> **Task instructions**: Translate the sentence "The free energy functional of a crystal surface is often modelled by an anisotropic area functional." from the seminar abstracts below into French.

Andrea Mondino: A frame energy for immersed tori

In the seminar I will present some joint work with T. Riviere where we study the Dirichlet energy of moving frames on 2-dimensional tori immersed in the euclidean $3\le m$ -dimensional space. This functional, called frame energy, is naturally linked to the Willmore energy of the immersion and on the conformal structure of the abstract underlying surface. I will discuss a ''Willmore Conjecture'' type lower bounds for such energy, then I will introduce basic tools for doing the calculus of variations and finally I will give applications to regular homotopy classes of immersed tori in ${ℝ}^3$ .

Roger Moser: Some singular perturbation problems involving curvature

The free energy functional of a crystal surface is often modelled by an anisotropic area functional. Sometimes, this is augmented (for regularisation purposes or because of physical considerations) by a Willmore term. Consider therefore a functional consisting of an anisotropic area term and a Willmore energy term, where the latter is weighted with a factor that tends to 0. This gives rise to a singular perturbation problem that formally resembles a Modica-Mortola or Ginzburg-Landau problem (depending on the anisotropy). Due to some geometric constraints, however, the behaviour can be quite different. I will discuss some results towards Gamma-convergence in two different situations.

Matteo Novaga: Evolution of planar networks

I will consider the motion by curvature of a network of curves in the plane, and discuss existence, uniqueness and asymptotic behavior of the evolution. I will also discuss possible extensions to other geometric flows of networks.

Matthias Röger: Variational analysis of a mesoscale model for bilayer membranes

We present an asymptotic analysis of a mesoscale energy for biological membranes. The energy is both non-local and non-convex. It combines a surface area and a Monge–Kantorovich-distance term, leading to a competition between preferences for maximally concentrated and maximally dispersed configurations. We extend previous work to the three-dimensional case and identify a curvature energy of Canham–Helfrich type in the zero-thickness limit. For a closely related problem of energies on surfaces equipped with a director field we show compactness and a lower bound property with respect to a suitably generalized curvature energy.

> **Given entries**:
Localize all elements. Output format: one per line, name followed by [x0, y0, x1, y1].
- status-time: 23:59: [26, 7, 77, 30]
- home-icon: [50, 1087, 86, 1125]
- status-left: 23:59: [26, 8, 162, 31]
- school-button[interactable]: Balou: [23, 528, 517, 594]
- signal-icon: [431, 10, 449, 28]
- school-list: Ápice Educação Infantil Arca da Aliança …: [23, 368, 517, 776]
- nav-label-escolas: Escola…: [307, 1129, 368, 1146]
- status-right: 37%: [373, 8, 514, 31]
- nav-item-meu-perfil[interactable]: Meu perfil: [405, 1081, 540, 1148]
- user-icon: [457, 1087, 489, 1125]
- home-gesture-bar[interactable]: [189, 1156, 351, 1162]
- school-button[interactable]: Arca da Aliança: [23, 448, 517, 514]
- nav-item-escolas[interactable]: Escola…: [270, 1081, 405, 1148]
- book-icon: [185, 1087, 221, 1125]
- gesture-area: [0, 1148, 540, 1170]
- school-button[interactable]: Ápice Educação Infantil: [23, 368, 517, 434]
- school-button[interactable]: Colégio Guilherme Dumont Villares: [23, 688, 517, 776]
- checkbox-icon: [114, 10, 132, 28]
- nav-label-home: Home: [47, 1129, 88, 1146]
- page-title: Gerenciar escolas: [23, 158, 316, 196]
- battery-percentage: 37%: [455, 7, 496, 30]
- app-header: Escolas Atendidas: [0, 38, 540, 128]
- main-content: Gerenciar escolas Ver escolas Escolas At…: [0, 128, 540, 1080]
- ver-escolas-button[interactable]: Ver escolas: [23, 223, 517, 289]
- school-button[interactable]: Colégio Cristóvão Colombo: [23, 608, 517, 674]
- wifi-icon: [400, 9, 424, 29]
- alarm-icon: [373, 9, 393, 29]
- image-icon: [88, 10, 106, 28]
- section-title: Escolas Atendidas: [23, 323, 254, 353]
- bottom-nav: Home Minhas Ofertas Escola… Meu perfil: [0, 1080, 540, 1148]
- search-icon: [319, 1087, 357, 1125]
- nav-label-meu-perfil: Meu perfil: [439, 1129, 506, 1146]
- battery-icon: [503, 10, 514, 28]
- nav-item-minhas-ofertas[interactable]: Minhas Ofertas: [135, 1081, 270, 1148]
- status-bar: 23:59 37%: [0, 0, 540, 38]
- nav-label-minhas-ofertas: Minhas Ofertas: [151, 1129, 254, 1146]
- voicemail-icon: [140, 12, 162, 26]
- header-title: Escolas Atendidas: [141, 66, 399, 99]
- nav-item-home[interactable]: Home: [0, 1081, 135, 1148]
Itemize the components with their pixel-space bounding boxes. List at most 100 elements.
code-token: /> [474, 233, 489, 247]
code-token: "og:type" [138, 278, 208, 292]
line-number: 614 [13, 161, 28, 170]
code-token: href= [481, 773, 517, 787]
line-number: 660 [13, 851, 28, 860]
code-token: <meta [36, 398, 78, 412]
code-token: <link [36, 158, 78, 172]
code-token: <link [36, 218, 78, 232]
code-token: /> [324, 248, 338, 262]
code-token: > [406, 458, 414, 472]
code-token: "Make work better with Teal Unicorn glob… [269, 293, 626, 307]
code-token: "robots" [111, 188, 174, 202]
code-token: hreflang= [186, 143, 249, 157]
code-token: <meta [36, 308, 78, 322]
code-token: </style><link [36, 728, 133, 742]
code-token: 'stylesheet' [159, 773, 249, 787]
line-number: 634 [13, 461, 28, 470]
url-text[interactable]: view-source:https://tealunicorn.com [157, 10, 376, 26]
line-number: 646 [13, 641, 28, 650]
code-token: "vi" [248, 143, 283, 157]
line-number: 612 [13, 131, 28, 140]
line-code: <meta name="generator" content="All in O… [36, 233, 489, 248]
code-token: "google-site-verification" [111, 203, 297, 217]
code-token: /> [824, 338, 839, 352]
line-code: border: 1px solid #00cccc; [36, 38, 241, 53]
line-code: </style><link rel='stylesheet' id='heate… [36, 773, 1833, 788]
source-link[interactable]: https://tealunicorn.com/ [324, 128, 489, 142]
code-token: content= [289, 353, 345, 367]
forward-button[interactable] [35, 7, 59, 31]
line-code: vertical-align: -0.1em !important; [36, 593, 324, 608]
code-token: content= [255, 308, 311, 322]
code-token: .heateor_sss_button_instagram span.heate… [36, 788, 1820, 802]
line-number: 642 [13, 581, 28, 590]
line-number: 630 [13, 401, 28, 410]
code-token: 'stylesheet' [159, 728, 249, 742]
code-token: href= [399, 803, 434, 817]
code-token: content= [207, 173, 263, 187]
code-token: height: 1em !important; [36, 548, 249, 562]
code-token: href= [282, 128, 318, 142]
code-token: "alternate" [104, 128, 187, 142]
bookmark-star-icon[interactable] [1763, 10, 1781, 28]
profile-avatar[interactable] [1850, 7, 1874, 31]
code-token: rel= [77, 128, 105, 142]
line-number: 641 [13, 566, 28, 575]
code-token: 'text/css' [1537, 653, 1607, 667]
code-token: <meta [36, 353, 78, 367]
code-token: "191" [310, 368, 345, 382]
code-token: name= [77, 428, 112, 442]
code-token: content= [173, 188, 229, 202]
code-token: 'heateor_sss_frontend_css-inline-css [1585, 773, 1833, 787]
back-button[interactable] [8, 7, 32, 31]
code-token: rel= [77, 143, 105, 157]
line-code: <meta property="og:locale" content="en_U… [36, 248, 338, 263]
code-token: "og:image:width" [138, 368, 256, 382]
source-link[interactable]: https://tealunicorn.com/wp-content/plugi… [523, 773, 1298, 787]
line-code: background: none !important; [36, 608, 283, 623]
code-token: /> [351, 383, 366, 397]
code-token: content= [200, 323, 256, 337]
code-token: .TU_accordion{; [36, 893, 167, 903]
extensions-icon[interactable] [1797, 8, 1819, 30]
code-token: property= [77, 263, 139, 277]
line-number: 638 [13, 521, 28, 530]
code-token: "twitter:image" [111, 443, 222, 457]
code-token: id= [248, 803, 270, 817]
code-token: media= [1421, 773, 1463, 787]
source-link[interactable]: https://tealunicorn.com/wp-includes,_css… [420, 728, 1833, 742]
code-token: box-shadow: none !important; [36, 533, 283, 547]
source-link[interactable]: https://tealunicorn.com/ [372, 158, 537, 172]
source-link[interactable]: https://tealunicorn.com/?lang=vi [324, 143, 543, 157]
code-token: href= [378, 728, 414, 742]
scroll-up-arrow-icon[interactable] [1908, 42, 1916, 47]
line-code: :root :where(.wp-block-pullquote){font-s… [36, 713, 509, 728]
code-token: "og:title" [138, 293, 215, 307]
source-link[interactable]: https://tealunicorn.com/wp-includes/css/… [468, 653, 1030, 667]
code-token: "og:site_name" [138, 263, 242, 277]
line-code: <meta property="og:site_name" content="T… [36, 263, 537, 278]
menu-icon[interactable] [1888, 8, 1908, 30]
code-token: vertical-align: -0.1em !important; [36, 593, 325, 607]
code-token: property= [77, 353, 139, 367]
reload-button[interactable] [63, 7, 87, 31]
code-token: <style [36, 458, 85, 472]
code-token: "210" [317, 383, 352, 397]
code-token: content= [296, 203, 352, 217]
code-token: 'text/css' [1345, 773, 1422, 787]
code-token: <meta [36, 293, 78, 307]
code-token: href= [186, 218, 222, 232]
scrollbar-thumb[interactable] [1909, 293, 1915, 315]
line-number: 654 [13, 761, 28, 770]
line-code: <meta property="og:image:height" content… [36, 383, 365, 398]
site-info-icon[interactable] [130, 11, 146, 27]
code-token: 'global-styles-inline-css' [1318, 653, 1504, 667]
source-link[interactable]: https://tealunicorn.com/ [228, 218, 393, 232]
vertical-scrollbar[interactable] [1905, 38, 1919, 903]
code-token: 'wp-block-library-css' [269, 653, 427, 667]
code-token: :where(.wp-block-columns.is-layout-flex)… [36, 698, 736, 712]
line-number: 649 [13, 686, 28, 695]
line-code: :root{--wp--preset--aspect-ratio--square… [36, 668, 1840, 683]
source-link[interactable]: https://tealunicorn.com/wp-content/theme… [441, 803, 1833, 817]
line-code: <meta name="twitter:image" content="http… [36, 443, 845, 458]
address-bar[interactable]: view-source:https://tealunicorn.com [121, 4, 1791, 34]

> **The completed task**: La fonctionnelle d'énergie libre d'une surface cristalline est souvent modélisée par une fonctionnelle d'aire anisotrope.